大腸ポリープに多く見られる「線種」は癌が発生する可能性が高いため、一般的には切除するケースが多いようです。けれど、ポリープの全てが切除対象というわけではなく、内視鏡を使って診断した結果、経過観察となるケースも少なくありません。もし、切除対象となった場合には、現在ではそのほとんどが内視鏡によって行われていて、高周波電流を使ってポリープを焼き切る方法を採用しています。その切除方法もポリープの形や大きさによって、「ホットバイオプシー」、「スネアポリペクトミー」、「内視鏡的粘膜切除術(EMR)」に分けられていて、どれも肛門から内視鏡を大腸内に挿入して行う治療法です。ホットバイオプシーは、短時間で切除出来る治療法で、小さなポリープがたくさんある場合に使われます。スネアポリペクトミーは、茎を持つような形をしたポリープの場合に使われるでしょう。内視鏡的粘膜切除術は、平坦な形をしたポリープや、やや大きめのポリープなどの場合に使われることが多いようです。この内視鏡的粘膜切除術は、現在、最も主流となっている治療法で、今までは難しかった様々な形をしたポリープも安全に切除することが出来ます。また、大腸の粘膜の下層にまで達しているがんの場合や、ポリープが巨大過ぎて内視鏡的切除が技術的に難しい場合には、外科的手術方法が必要になる場合があります。切除したポリープの端を病理組織学的診断によって調べ、良性と診断された場合に大腸ポリープの治療は終了するのです。

**解答する課題**
[a] 大腸ポリープ切除の本文で、内視鏡による切除方法として挙げられている名称をすべて列挙してください。
[b] 大腸ポリープ切除の本文のうち、「大腸ポリープに多く見られる「」から「ープの治療は終了するのです。」までを、一字一句変えずに書き写してください。
[c] 大腸ポリープ切除の本文によると、ホットバイオプシーはどのような場合に使われますか。

**項目の抜粋**

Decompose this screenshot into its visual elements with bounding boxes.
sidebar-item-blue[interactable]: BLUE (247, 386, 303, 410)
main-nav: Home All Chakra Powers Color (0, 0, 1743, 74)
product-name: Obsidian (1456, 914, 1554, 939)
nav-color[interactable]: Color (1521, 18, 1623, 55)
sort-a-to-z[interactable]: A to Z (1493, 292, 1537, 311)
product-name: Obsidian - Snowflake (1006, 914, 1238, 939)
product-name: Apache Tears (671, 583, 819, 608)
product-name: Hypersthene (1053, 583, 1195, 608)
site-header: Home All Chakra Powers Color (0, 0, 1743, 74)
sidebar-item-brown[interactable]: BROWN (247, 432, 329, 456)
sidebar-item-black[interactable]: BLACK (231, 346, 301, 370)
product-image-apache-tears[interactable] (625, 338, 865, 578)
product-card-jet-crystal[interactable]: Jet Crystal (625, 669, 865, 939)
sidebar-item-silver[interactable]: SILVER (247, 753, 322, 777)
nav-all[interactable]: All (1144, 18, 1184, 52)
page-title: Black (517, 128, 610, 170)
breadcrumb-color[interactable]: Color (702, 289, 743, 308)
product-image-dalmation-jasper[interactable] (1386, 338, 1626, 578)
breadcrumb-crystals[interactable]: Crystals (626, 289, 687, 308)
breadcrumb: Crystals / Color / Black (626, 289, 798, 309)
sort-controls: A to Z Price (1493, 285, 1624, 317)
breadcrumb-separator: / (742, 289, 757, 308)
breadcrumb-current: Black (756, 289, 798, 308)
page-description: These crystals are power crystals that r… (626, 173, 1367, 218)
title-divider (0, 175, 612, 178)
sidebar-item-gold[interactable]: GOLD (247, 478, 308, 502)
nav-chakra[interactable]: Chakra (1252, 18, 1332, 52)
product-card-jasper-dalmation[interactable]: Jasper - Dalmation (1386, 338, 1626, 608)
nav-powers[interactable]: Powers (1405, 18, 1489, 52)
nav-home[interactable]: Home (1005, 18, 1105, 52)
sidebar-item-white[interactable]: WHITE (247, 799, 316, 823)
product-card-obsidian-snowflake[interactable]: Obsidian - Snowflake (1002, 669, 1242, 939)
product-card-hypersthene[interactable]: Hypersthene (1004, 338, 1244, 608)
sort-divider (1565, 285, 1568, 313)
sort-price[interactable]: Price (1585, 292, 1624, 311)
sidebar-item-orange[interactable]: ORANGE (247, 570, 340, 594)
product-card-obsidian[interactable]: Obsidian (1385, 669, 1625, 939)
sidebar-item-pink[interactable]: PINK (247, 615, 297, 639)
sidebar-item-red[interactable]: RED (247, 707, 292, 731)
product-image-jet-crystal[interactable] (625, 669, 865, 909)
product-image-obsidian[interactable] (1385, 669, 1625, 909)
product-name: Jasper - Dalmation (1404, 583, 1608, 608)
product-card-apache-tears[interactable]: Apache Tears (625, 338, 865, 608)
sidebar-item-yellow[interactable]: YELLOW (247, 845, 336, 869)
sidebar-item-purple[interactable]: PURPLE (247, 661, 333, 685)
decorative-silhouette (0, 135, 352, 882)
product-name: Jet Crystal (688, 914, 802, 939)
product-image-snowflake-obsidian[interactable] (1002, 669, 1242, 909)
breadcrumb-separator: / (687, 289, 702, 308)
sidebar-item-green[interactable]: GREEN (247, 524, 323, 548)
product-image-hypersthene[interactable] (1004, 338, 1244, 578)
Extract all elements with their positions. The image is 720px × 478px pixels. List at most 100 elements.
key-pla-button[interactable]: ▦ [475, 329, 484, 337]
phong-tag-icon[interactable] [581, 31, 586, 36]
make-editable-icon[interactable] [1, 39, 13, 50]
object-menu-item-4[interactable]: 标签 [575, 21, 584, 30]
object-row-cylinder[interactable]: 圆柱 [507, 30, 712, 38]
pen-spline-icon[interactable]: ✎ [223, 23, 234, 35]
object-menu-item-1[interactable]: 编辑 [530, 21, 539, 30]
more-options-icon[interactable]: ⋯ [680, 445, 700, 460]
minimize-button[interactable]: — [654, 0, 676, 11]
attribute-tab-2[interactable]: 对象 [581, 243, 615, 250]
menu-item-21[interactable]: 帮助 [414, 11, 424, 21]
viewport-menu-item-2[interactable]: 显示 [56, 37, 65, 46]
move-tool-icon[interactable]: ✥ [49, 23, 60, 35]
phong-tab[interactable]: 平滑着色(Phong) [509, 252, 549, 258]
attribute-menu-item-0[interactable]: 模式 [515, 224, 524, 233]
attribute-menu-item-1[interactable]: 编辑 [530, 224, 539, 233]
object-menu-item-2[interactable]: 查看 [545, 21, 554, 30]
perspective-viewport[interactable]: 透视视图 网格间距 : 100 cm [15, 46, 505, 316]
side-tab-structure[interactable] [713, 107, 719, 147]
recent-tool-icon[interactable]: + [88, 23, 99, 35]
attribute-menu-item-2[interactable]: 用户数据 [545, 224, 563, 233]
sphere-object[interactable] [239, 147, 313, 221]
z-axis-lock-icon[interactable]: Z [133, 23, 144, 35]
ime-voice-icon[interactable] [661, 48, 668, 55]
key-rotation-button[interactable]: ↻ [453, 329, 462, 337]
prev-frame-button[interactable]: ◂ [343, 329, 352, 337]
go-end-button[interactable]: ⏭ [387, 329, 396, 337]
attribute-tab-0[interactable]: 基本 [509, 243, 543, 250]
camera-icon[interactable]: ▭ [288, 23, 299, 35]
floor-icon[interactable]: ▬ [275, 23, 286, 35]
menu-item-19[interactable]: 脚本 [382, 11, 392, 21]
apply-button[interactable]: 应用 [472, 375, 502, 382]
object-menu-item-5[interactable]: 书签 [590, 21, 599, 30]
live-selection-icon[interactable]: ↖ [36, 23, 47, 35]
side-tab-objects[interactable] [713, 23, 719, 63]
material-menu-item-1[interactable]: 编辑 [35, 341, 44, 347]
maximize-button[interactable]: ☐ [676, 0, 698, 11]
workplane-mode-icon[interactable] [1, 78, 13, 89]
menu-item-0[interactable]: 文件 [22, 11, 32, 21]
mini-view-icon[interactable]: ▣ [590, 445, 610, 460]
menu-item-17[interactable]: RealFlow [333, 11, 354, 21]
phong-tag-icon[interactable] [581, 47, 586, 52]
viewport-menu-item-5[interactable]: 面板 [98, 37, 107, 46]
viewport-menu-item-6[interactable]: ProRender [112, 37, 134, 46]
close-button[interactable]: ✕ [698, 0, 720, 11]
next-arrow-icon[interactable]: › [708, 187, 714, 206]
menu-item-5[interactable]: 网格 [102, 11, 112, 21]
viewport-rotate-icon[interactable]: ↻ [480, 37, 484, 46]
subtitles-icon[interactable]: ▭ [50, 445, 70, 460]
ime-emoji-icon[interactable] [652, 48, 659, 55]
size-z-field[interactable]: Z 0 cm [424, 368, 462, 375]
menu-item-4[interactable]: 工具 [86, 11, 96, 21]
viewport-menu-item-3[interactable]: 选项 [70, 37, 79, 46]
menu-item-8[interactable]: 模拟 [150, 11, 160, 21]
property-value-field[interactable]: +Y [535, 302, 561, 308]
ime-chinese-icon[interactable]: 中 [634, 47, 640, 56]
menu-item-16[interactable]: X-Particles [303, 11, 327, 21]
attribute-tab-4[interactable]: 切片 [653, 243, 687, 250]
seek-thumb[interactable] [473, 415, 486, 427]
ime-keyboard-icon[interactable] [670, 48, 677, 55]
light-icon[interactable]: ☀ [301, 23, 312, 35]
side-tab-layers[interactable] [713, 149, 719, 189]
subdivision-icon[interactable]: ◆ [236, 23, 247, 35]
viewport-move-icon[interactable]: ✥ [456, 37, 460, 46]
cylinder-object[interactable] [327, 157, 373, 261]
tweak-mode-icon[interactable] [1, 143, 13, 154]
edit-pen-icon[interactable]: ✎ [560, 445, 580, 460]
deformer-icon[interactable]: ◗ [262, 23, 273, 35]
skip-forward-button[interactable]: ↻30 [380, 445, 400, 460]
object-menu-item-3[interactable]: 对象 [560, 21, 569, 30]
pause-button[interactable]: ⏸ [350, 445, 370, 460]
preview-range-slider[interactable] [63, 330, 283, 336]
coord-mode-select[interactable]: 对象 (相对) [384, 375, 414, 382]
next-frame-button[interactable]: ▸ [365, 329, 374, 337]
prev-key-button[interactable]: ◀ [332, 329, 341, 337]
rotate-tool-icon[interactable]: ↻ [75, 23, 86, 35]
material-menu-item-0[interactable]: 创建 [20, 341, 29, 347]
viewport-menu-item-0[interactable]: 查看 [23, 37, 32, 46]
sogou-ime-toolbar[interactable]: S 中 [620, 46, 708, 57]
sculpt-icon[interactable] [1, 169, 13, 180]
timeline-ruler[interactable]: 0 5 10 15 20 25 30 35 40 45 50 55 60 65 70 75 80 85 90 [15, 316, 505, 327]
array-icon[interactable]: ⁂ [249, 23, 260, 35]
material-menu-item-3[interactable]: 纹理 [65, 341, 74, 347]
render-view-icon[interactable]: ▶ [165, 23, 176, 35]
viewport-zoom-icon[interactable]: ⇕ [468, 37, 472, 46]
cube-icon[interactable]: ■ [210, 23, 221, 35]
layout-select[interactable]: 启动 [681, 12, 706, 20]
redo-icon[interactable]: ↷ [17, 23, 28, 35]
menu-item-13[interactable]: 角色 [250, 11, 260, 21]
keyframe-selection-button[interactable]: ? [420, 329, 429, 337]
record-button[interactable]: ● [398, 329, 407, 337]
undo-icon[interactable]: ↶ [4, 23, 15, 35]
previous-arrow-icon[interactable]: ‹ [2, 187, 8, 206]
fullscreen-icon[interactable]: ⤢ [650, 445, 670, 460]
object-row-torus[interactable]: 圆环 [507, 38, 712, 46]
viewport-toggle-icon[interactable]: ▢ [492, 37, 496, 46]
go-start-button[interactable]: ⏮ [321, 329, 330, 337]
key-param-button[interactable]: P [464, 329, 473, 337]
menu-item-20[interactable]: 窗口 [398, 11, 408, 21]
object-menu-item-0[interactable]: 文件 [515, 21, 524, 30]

**出力結果**
[a] ホットバイオプシー、スネアポリペクトミー、内視鏡的粘膜切除術(EMR)

[b]
大腸ポリープに多く見られる「線種」は癌が発生する可能性が高いため、一般的には切除するケースが多いようです。けれど、ポリープの全てが切除対象というわけではなく、内視鏡を使って診断した結果、経過観察となるケースも少なくありません。もし、切除対象となった場合には、現在ではそのほとんどが内視鏡によって行われていて、高周波電流を使ってポリープを焼き切る方法を採用しています。その切除方法もポリープの形や大きさによって、「ホットバイオプシー」、「スネアポリペクトミー」、「内視鏡的粘膜切除術(EMR)」に分けられていて、どれも肛門から内視鏡を大腸内に挿入して行う治療法です。ホットバイオプシーは、短時間で切除出来る治療法で、小さなポリープがたくさんある場合に使われます。スネアポリペクトミーは、茎を持つような形をしたポリープの場合に使われるでしょう。内視鏡的粘膜切除術は、平坦な形をしたポリープや、やや大きめのポリープなどの場合に使われることが多いようです。この内視鏡的粘膜切除術は、現在、最も主流となっている治療法で、今までは難しかった様々な形をしたポリープも安全に切除することが出来ます。また、大腸の粘膜の下層にまで達しているがんの場合や、ポリープが巨大過ぎて内視鏡的切除が技術的に難しい場合には、外科的手術方法が必要になる場合があります。切除したポリープの端を病理組織学的診断によって調べ、良性と診断された場合に大腸ポリープの治療は終了するのです。

[c] 小さなポリープがたくさんある場合に使われます。